* Stated exercise *
Only a number is expected: how many lines in the data below contain the word "from".

◆ ◆ ◆ ◆ ◆

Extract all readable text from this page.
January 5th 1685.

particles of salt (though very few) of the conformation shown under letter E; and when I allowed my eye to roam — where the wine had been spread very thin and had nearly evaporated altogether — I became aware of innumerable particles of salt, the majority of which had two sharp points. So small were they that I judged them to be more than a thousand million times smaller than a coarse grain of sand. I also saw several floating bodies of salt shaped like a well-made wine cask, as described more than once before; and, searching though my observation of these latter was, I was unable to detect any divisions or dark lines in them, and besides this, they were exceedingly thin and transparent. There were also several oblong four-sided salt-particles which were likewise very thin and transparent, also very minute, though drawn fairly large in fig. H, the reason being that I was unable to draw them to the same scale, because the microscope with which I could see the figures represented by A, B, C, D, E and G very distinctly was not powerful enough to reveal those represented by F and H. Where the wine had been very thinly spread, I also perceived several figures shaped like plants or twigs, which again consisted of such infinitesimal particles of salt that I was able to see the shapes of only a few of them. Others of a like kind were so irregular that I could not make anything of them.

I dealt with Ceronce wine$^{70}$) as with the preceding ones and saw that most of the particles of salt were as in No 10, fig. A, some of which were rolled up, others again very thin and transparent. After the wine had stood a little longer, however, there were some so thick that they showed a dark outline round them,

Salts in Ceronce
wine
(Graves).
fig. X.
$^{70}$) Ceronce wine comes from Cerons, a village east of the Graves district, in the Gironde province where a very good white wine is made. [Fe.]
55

◆ ◆ ◆ ◆ ◆

* Output for this task *
2